(Items from a dataset)
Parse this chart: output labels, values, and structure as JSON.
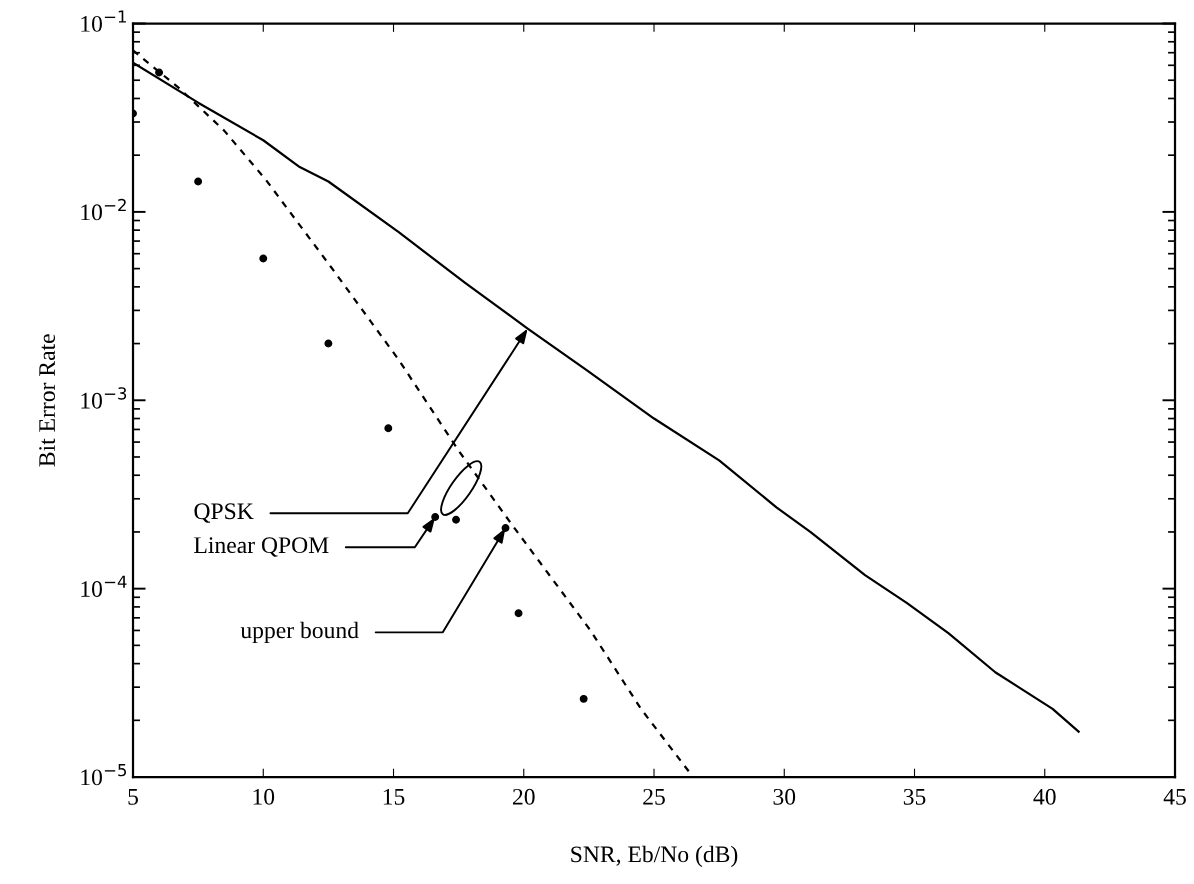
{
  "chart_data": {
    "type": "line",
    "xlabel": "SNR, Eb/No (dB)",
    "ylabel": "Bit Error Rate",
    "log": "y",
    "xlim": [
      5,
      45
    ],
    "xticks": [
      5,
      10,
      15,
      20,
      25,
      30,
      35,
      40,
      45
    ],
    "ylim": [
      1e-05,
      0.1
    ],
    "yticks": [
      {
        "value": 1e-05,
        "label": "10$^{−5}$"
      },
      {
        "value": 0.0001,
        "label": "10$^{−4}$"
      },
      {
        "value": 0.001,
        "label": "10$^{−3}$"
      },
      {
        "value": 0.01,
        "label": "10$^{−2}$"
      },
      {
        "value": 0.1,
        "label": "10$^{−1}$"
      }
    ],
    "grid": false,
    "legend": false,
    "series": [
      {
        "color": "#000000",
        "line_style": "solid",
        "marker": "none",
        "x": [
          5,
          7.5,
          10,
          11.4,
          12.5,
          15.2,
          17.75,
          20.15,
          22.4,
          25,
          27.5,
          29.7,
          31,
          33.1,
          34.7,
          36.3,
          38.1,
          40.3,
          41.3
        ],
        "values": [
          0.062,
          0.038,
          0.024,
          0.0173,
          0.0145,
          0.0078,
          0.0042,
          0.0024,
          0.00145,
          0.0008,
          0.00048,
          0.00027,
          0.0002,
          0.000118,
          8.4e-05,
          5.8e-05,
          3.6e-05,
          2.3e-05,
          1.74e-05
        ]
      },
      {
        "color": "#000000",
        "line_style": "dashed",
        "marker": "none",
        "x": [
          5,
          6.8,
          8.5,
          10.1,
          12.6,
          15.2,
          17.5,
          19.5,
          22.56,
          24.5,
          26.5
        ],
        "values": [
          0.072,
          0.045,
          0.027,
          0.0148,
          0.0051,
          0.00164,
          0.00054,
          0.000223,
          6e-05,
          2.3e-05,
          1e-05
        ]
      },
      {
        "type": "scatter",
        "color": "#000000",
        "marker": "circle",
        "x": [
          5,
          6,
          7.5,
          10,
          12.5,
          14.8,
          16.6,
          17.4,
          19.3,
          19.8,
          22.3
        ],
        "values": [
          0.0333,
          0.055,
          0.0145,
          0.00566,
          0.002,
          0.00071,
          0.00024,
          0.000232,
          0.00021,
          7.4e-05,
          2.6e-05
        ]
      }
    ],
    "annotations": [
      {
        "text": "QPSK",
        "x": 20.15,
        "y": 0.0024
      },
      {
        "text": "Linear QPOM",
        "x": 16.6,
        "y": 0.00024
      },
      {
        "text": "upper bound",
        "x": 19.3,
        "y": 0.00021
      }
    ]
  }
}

• _EXERCISE_:
Give every line back word for word and leave the pictures out.

• _CORRECT ANSWER_:
Parse this chart: output labels, values, and structure as JSON.
{
  "chart_data": {
    "type": "line",
    "xlabel": "SNR, Eb/No (dB)",
    "ylabel": "Bit Error Rate",
    "log": "y",
    "xlim": [
      5,
      45
    ],
    "xticks": [
      5,
      10,
      15,
      20,
      25,
      30,
      35,
      40,
      45
    ],
    "ylim": [
      1e-05,
      0.1
    ],
    "yticks": [
      {
        "value": 1e-05,
        "label": "10$^{−5}$"
      },
      {
        "value": 0.0001,
        "label": "10$^{−4}$"
      },
      {
        "value": 0.001,
        "label": "10$^{−3}$"
      },
      {
        "value": 0.01,
        "label": "10$^{−2}$"
      },
      {
        "value": 0.1,
        "label": "10$^{−1}$"
      }
    ],
    "grid": false,
    "legend": false,
    "series": [
      {
        "color": "#000000",
        "line_style": "solid",
        "marker": "none",
        "x": [
          5,
          7.5,
          10,
          11.4,
          12.5,
          15.2,
          17.75,
          20.15,
          22.4,
          25,
          27.5,
          29.7,
          31,
          33.1,
          34.7,
          36.3,
          38.1,
          40.3,
          41.3
        ],
        "values": [
          0.062,
          0.038,
          0.024,
          0.0173,
          0.0145,
          0.0078,
          0.0042,
          0.0024,
          0.00145,
          0.0008,
          0.00048,
          0.00027,
          0.0002,
          0.000118,
          8.4e-05,
          5.8e-05,
          3.6e-05,
          2.3e-05,
          1.74e-05
        ]
      },
      {
        "color": "#000000",
        "line_style": "dashed",
        "marker": "none",
        "x": [
          5,
          6.8,
          8.5,
          10.1,
          12.6,
          15.2,
          17.5,
          19.5,
          22.56,
          24.5,
          26.5
        ],
        "values": [
          0.072,
          0.045,
          0.027,
          0.0148,
          0.0051,
          0.00164,
          0.00054,
          0.000223,
          6e-05,
          2.3e-05,
          1e-05
        ]
      },
      {
        "type": "scatter",
        "color": "#000000",
        "marker": "circle",
        "x": [
          5,
          6,
          7.5,
          10,
          12.5,
          14.8,
          16.6,
          17.4,
          19.3,
          19.8,
          22.3
        ],
        "values": [
          0.0333,
          0.055,
          0.0145,
          0.00566,
          0.002,
          0.00071,
          0.00024,
          0.000232,
          0.00021,
          7.4e-05,
          2.6e-05
        ]
      }
    ],
    "annotations": [
      {
        "text": "QPSK",
        "x": 20.15,
        "y": 0.0024
      },
      {
        "text": "Linear QPOM",
        "x": 16.6,
        "y": 0.00024
      },
      {
        "text": "upper bound",
        "x": 19.3,
        "y": 0.00021
      }
    ]
  }
}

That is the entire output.